→ **Exercise goal**
Check each line of the material below for "label", then copy the ones that contain it.

→ **Excerpted records**

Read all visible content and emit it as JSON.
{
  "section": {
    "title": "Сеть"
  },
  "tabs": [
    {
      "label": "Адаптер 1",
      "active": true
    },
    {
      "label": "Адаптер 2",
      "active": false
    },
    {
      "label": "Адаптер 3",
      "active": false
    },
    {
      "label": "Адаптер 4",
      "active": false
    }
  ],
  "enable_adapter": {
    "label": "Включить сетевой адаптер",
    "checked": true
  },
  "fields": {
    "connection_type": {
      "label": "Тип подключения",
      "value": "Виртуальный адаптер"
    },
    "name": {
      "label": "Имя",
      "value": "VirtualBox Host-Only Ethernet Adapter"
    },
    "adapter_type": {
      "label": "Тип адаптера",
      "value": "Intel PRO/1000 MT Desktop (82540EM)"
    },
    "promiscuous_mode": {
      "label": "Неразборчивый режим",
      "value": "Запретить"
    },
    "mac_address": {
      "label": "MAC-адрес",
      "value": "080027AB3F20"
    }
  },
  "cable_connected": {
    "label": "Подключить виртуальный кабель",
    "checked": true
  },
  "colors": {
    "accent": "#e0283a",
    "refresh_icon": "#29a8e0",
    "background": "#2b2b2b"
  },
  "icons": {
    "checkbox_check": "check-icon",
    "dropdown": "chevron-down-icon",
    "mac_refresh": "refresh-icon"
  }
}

→ **Written response**
      "label": "Адаптер 1",
      "label": "Адаптер 2",
      "label": "Адаптер 3",
      "label": "Адаптер 4",
    "label": "Включить сетевой адаптер",
      "label": "Тип подключения",
      "label": "Имя",
      "label": "Тип адаптера",
      "label": "Неразборчивый режим",
      "label": "MAC-адрес",
    "label": "Подключить виртуальный кабель",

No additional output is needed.